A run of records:
= = =

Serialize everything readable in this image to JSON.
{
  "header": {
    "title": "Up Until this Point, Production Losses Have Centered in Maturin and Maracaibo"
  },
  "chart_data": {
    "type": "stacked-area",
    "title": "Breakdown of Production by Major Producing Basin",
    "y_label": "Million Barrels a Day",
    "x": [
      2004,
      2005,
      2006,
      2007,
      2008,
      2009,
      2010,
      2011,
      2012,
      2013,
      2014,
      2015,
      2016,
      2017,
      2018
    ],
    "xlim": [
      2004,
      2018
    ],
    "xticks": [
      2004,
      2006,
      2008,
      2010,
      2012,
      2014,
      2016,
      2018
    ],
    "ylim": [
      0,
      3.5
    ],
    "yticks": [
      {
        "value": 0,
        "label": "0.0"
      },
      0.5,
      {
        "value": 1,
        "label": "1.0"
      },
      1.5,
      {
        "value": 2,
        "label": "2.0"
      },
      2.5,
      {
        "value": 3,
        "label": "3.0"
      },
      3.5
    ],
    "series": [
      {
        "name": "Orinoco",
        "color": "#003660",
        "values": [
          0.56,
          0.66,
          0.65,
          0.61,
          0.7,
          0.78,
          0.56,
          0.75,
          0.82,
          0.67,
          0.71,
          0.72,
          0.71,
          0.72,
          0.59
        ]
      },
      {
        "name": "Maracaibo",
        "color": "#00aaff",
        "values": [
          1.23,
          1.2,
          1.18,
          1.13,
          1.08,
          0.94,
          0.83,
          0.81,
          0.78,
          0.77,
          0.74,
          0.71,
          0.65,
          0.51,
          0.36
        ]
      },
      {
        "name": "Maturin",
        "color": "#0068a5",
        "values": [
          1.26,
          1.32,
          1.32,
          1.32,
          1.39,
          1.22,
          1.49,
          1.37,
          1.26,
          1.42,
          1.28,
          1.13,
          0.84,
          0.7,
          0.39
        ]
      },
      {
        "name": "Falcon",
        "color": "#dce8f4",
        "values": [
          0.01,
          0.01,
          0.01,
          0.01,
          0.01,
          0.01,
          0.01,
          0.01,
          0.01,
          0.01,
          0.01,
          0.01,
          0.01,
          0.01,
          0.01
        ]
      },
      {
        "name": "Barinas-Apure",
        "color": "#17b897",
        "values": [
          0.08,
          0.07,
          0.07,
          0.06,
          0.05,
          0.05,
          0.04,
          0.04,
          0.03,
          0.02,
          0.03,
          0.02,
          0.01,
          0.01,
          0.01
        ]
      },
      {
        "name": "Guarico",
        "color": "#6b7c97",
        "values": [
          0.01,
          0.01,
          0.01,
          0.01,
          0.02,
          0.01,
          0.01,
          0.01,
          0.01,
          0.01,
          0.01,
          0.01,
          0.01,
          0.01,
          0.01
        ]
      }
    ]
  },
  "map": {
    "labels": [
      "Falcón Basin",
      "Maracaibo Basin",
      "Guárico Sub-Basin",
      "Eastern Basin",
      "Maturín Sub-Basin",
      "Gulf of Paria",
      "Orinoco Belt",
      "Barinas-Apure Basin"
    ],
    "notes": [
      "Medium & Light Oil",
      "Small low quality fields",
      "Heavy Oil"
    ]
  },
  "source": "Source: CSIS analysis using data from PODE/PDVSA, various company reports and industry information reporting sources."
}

= = =

SHORT PROBLEM: Extract each line from the entries above that contains the string "Barinas".

IN RESPONSE:
        "name": "Barinas-Apure",
      "Barinas-Apure Basin"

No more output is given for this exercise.